Records to process ▸

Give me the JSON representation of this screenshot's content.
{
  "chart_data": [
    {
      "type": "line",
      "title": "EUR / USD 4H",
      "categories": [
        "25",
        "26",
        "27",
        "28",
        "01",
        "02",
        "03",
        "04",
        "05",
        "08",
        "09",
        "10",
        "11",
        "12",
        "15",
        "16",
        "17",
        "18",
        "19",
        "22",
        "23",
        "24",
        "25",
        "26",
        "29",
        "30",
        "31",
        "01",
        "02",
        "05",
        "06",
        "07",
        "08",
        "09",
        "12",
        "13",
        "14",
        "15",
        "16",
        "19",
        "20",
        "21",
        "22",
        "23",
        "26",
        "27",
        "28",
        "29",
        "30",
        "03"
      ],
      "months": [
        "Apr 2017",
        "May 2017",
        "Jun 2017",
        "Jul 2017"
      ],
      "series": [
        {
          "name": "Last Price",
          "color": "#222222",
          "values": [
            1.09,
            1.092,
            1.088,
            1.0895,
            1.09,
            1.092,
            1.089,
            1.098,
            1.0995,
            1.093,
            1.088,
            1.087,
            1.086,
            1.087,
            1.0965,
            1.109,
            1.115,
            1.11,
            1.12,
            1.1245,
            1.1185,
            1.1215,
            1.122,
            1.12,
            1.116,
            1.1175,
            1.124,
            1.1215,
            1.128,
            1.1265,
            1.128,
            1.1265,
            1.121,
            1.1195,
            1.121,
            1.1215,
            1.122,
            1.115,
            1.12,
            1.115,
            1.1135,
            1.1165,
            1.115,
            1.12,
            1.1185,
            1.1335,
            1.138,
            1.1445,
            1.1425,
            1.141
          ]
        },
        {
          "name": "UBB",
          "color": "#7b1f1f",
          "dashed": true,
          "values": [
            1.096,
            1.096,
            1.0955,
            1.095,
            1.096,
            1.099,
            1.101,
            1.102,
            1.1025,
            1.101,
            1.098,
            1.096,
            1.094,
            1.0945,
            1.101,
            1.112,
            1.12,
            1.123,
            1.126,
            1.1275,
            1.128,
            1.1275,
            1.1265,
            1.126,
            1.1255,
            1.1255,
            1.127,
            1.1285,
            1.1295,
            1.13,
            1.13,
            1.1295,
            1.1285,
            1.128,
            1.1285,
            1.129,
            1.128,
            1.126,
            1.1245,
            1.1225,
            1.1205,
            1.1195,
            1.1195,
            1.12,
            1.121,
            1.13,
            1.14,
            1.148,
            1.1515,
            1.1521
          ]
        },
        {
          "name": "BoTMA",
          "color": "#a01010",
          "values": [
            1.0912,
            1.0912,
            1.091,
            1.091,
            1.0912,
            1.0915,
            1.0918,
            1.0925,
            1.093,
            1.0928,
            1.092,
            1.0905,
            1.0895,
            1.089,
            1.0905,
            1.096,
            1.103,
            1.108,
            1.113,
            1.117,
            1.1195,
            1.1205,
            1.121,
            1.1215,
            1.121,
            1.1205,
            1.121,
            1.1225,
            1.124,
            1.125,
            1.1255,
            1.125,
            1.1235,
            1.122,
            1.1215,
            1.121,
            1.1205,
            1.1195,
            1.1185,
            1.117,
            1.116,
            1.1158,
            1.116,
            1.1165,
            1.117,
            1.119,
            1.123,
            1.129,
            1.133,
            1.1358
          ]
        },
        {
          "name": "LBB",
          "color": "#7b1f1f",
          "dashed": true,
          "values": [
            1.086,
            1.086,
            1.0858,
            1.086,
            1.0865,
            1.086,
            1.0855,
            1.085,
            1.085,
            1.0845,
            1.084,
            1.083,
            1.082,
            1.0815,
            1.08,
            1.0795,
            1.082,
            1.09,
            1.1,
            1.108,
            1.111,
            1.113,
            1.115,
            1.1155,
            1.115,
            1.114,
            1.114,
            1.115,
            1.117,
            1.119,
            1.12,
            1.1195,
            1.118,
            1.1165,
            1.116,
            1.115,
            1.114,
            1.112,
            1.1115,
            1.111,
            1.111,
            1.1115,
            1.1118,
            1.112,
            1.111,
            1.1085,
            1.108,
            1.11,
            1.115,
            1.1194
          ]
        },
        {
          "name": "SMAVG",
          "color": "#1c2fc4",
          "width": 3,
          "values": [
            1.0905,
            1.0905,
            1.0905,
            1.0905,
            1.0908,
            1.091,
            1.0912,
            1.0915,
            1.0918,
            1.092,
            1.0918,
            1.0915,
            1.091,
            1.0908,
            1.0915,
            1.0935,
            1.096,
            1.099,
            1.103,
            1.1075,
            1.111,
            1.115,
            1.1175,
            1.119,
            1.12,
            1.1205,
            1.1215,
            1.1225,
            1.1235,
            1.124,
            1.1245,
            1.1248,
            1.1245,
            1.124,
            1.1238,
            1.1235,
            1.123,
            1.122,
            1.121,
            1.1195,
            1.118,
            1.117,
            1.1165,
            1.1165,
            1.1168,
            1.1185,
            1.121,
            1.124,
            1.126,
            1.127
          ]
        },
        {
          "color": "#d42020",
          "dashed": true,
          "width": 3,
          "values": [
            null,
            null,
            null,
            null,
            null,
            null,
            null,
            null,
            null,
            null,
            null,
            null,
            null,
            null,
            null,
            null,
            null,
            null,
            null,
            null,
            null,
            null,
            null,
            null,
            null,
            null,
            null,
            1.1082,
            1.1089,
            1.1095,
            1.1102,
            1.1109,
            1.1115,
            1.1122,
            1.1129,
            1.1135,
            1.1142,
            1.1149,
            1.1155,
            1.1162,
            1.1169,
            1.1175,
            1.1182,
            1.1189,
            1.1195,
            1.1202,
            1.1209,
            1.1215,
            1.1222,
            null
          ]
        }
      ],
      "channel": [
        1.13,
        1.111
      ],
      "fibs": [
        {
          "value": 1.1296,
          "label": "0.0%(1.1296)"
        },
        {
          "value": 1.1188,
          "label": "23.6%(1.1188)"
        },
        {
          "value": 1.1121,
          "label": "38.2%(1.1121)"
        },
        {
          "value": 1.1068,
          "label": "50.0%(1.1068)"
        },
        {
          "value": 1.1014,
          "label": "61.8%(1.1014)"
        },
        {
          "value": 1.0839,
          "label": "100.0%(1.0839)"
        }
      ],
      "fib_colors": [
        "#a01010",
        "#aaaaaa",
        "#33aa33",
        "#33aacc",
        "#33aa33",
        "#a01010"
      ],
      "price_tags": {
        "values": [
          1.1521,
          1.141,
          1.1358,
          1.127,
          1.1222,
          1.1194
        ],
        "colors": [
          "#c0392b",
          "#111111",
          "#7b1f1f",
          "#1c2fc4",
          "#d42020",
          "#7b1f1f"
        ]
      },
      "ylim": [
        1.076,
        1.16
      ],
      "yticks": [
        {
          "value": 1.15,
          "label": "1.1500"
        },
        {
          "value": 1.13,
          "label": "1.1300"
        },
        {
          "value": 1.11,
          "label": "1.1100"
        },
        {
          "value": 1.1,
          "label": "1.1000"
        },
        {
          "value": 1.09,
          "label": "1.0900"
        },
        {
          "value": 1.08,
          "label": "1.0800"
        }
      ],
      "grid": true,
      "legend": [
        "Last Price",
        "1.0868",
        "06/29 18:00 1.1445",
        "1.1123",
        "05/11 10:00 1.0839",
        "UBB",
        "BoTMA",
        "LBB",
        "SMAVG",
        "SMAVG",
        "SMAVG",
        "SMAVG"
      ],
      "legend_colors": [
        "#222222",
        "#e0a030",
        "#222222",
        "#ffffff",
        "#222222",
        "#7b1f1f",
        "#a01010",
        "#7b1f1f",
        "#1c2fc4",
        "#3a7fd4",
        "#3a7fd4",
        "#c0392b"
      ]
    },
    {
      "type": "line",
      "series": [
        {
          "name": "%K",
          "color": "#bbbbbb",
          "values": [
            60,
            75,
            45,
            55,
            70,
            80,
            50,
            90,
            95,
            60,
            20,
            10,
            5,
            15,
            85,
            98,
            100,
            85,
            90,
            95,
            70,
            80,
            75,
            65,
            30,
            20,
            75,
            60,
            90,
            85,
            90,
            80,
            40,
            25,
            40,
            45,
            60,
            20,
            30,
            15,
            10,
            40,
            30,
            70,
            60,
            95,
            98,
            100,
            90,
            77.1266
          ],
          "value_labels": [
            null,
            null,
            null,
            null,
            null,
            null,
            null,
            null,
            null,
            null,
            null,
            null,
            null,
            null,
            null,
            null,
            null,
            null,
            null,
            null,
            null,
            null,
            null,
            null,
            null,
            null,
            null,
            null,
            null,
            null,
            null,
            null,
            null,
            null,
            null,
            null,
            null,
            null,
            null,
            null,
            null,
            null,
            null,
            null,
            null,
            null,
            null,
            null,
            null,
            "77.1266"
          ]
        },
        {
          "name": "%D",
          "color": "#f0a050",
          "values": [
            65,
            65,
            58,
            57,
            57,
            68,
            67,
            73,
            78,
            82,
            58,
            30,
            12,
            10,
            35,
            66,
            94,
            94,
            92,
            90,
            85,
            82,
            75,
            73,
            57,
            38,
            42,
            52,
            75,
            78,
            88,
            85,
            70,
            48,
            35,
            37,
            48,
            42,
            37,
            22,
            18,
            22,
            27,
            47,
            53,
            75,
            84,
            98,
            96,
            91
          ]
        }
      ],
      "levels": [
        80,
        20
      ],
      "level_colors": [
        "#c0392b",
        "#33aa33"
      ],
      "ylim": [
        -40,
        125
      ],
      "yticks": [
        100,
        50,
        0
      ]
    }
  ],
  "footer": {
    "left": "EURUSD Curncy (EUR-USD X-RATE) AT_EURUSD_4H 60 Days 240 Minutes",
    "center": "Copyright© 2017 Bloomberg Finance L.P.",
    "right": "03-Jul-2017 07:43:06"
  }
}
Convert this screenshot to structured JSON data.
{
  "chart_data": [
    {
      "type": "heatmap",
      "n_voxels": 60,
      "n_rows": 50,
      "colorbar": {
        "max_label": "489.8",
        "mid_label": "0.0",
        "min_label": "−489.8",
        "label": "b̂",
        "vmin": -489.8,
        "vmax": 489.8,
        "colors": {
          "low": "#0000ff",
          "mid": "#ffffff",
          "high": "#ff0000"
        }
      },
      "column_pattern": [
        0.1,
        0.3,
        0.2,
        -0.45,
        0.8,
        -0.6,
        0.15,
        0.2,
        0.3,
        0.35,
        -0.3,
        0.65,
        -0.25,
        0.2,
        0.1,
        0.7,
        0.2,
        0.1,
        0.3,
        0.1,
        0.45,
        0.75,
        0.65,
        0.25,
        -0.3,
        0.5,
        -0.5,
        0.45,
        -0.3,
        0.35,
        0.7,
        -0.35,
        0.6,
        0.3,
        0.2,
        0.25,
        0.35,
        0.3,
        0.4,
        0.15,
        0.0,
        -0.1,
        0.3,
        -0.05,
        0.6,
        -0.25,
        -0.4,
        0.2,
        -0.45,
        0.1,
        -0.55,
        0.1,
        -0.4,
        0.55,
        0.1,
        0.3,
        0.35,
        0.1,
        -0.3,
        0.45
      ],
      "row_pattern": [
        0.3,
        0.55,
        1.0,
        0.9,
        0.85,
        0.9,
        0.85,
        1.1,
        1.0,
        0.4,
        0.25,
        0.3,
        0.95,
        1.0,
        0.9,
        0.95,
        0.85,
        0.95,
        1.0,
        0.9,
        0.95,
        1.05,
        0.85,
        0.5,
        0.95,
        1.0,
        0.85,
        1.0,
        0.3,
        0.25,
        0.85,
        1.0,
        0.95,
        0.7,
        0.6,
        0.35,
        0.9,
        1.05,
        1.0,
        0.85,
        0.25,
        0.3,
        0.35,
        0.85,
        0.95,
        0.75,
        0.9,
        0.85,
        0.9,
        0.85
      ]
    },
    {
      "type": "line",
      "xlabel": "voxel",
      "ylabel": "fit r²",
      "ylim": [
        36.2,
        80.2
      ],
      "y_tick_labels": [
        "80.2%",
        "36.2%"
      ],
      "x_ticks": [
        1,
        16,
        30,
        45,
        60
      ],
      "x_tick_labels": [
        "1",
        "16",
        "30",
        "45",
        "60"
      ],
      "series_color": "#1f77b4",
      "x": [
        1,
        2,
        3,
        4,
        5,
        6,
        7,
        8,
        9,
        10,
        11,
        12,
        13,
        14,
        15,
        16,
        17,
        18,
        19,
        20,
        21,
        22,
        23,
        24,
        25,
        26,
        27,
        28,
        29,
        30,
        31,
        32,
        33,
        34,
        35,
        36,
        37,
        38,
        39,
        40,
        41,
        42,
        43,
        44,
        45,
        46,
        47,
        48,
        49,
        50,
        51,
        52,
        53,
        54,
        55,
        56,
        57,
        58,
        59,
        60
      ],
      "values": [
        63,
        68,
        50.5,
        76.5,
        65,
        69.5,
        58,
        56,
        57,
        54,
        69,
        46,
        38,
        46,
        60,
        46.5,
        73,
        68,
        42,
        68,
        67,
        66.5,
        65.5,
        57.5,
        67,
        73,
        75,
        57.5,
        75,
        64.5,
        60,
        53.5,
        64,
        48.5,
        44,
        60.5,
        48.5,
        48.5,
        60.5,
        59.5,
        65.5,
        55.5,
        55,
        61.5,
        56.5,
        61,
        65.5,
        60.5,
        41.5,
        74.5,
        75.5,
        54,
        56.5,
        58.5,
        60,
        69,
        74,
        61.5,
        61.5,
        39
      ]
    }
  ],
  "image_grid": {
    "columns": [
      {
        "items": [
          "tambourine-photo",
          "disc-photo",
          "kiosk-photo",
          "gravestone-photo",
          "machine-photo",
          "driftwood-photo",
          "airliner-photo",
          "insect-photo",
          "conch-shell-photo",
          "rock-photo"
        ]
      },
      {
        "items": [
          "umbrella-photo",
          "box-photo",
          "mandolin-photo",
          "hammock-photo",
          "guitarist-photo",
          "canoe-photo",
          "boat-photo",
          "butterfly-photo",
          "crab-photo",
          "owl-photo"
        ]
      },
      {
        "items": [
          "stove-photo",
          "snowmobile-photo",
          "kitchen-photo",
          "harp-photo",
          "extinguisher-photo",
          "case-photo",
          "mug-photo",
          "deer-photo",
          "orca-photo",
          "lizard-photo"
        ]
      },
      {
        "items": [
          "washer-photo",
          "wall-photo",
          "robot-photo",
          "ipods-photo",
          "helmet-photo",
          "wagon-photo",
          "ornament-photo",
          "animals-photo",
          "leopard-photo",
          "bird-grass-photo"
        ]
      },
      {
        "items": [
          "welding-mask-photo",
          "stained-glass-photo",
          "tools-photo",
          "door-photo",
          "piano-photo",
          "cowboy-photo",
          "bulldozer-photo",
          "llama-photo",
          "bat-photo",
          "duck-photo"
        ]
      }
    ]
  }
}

Your task ▸ Scan the lines for the string "JSON". Copy out each line that matches.

Result for this exercise ▸
Give me the JSON representation of this screenshot's content.
Convert this screenshot to structured JSON data.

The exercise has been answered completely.